- **Written instruction**
Gather every line holding the string "ráðstöfunartekna".

- **Material supplied**

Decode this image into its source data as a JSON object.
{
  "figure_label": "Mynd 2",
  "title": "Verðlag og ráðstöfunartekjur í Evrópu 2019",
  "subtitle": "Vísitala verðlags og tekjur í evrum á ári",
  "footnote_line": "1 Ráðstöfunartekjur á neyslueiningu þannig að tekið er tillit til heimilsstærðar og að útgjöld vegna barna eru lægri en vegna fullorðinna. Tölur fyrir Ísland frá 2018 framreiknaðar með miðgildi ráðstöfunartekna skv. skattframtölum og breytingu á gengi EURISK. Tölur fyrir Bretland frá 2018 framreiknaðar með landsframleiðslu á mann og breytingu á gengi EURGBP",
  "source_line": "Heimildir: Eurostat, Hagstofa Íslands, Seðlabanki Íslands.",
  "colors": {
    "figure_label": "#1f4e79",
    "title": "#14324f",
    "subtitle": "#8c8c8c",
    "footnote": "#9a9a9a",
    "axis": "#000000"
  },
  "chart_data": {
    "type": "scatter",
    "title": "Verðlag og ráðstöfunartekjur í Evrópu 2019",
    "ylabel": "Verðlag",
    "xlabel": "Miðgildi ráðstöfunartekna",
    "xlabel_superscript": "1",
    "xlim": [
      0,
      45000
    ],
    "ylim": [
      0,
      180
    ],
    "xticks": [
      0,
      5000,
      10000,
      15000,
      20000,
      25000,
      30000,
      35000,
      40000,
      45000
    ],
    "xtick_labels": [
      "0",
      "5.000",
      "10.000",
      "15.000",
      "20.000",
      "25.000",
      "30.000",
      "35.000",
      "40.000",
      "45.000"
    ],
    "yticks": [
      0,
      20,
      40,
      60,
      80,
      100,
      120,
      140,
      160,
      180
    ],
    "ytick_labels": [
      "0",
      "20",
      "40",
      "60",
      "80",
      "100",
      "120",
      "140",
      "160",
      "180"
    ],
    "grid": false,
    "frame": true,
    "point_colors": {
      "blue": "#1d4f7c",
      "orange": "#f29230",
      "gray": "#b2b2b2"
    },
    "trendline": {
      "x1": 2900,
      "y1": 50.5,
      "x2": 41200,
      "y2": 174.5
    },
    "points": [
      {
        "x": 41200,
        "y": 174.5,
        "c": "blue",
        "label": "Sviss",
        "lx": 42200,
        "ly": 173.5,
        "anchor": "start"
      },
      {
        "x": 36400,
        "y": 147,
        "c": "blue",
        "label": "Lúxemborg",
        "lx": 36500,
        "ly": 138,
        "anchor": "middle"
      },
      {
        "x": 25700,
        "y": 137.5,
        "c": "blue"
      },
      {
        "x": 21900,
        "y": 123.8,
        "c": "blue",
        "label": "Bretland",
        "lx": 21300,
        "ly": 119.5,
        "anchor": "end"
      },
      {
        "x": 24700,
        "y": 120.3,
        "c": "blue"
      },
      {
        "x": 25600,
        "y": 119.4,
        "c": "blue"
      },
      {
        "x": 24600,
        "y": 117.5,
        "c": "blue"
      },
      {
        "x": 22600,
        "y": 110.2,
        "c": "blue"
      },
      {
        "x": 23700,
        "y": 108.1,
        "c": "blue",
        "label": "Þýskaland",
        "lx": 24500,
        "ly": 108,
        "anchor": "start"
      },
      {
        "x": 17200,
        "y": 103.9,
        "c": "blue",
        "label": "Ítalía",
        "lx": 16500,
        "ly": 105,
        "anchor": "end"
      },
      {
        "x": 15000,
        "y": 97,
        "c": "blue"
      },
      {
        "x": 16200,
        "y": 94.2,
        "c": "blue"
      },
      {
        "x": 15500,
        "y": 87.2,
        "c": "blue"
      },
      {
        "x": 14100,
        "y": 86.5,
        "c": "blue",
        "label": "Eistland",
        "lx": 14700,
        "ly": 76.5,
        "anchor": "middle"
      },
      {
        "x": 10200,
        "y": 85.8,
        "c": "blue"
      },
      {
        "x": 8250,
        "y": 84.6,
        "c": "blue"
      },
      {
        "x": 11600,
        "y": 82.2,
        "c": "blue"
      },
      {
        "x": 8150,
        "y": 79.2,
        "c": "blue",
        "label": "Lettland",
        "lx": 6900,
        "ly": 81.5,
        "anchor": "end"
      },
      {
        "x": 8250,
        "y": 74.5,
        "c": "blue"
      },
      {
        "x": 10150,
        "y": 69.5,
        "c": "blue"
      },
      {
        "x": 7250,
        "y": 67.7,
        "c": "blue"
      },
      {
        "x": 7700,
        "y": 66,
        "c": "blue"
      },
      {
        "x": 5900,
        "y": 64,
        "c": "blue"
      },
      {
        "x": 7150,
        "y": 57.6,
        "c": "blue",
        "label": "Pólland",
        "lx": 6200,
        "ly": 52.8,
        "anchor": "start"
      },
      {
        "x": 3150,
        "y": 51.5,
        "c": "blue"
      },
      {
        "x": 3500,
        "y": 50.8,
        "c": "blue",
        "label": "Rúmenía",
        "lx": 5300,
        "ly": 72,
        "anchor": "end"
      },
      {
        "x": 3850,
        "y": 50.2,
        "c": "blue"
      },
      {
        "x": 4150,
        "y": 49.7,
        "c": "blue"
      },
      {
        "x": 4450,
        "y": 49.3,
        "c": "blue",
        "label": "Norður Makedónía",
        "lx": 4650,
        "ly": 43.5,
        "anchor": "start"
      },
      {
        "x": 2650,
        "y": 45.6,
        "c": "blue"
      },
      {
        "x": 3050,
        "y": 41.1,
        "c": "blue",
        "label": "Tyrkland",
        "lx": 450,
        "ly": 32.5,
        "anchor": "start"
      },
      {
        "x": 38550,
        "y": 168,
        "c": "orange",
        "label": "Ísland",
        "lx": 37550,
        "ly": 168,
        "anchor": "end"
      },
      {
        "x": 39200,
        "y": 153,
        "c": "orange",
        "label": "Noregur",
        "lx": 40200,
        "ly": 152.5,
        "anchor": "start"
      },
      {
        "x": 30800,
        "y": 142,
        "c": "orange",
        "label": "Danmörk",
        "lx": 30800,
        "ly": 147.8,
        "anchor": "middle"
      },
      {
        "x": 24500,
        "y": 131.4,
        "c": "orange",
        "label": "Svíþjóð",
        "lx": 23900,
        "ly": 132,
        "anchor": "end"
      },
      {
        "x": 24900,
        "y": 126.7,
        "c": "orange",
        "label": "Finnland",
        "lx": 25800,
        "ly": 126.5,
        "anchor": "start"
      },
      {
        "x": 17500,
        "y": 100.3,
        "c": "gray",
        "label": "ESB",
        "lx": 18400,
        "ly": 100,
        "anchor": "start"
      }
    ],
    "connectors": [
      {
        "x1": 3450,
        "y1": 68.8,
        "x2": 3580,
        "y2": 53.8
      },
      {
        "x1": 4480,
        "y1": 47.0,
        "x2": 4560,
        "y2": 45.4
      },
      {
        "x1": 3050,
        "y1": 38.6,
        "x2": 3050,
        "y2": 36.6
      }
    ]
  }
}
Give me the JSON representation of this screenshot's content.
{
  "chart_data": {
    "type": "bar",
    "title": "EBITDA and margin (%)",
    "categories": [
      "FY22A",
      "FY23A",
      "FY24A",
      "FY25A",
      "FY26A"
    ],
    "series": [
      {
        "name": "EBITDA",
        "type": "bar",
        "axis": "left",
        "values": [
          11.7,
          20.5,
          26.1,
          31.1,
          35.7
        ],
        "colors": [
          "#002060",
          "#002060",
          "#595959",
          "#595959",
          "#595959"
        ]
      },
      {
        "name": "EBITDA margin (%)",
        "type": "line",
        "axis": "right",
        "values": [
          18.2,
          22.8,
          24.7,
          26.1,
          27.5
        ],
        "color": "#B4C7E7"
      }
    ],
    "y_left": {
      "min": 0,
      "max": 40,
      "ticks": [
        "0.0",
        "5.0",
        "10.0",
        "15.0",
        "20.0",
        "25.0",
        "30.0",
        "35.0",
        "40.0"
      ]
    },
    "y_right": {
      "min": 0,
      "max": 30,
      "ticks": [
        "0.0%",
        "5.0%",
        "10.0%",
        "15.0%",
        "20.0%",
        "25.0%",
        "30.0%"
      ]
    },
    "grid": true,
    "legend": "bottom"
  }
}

- **Full solution**
  "footnote_line": "1 Ráðstöfunartekjur á neyslueiningu þannig að tekið er tillit til heimilsstærðar og að útgjöld vegna barna eru lægri en vegna fullorðinna. Tölur fyrir Ísland frá 2018 framreiknaðar með miðgildi ráðstöfunartekna skv. skattframtölum og breytingu á gengi EURISK. Tölur fyrir Bretland frá 2018 framreiknaðar með landsframleiðslu á mann og breytingu á gengi EURGBP",
    "xlabel": "Miðgildi ráðstöfunartekna",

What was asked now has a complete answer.